§ **Problem details**:
Return the material word for word. Do not include the pictures.

§ **Listing**:
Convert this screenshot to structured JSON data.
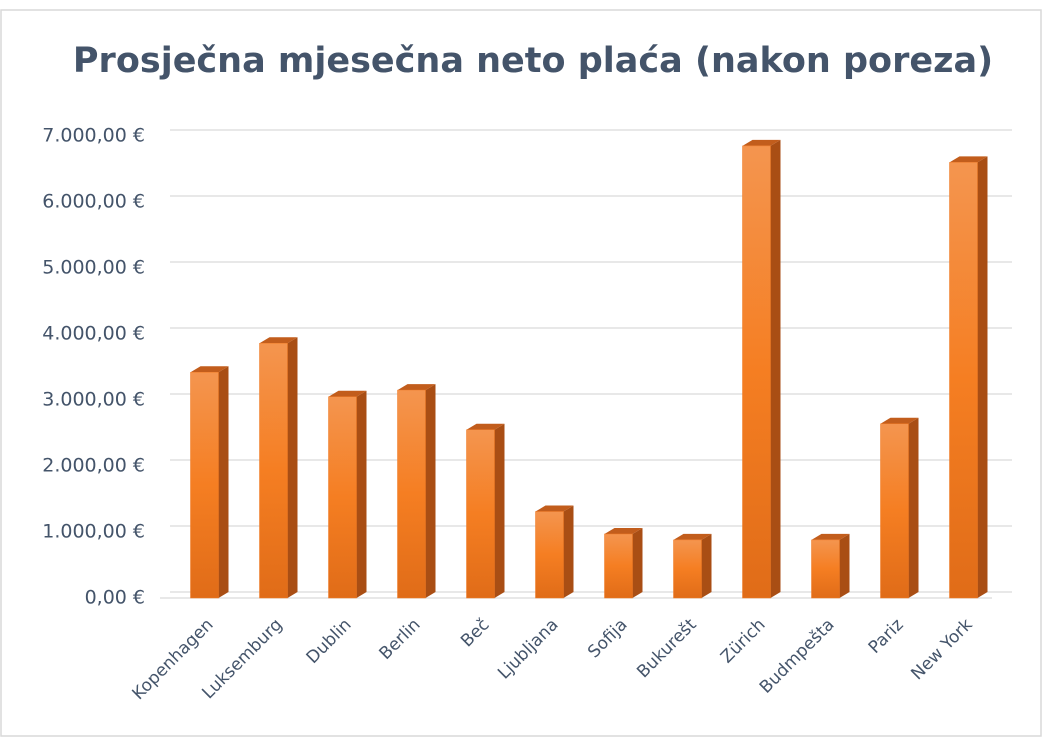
{
  "chart_data": {
    "type": "bar3d",
    "title": "Prosječna mjesečna neto plaća (nakon poreza)",
    "categories": [
      "Kopenhagen",
      "Luksemburg",
      "Dublin",
      "Berlin",
      "Beč",
      "Ljubljana",
      "Sofija",
      "Bukurešt",
      "Zürich",
      "Budmpešta",
      "Pariz",
      "New York"
    ],
    "values": [
      3420,
      3860,
      3050,
      3150,
      2550,
      1310,
      970,
      880,
      6850,
      880,
      2640,
      6600
    ],
    "color": "#f07a25",
    "ylim": [
      0,
      7000
    ],
    "yticks": [
      {
        "value": 0,
        "label": "0,00 €"
      },
      {
        "value": 1000,
        "label": "1.000,00 €"
      },
      {
        "value": 2000,
        "label": "2.000,00 €"
      },
      {
        "value": 3000,
        "label": "3.000,00 €"
      },
      {
        "value": 4000,
        "label": "4.000,00 €"
      },
      {
        "value": 5000,
        "label": "5.000,00 €"
      },
      {
        "value": 6000,
        "label": "6.000,00 €"
      },
      {
        "value": 7000,
        "label": "7.000,00 €"
      }
    ],
    "grid": true
  }
}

§ **Reply**:
Convert this screenshot to structured JSON data.
{
  "chart_data": {
    "type": "bar3d",
    "title": "Prosječna mjesečna neto plaća (nakon poreza)",
    "categories": [
      "Kopenhagen",
      "Luksemburg",
      "Dublin",
      "Berlin",
      "Beč",
      "Ljubljana",
      "Sofija",
      "Bukurešt",
      "Zürich",
      "Budmpešta",
      "Pariz",
      "New York"
    ],
    "values": [
      3420,
      3860,
      3050,
      3150,
      2550,
      1310,
      970,
      880,
      6850,
      880,
      2640,
      6600
    ],
    "color": "#f07a25",
    "ylim": [
      0,
      7000
    ],
    "yticks": [
      {
        "value": 0,
        "label": "0,00 €"
      },
      {
        "value": 1000,
        "label": "1.000,00 €"
      },
      {
        "value": 2000,
        "label": "2.000,00 €"
      },
      {
        "value": 3000,
        "label": "3.000,00 €"
      },
      {
        "value": 4000,
        "label": "4.000,00 €"
      },
      {
        "value": 5000,
        "label": "5.000,00 €"
      },
      {
        "value": 6000,
        "label": "6.000,00 €"
      },
      {
        "value": 7000,
        "label": "7.000,00 €"
      }
    ],
    "grid": true
  }
}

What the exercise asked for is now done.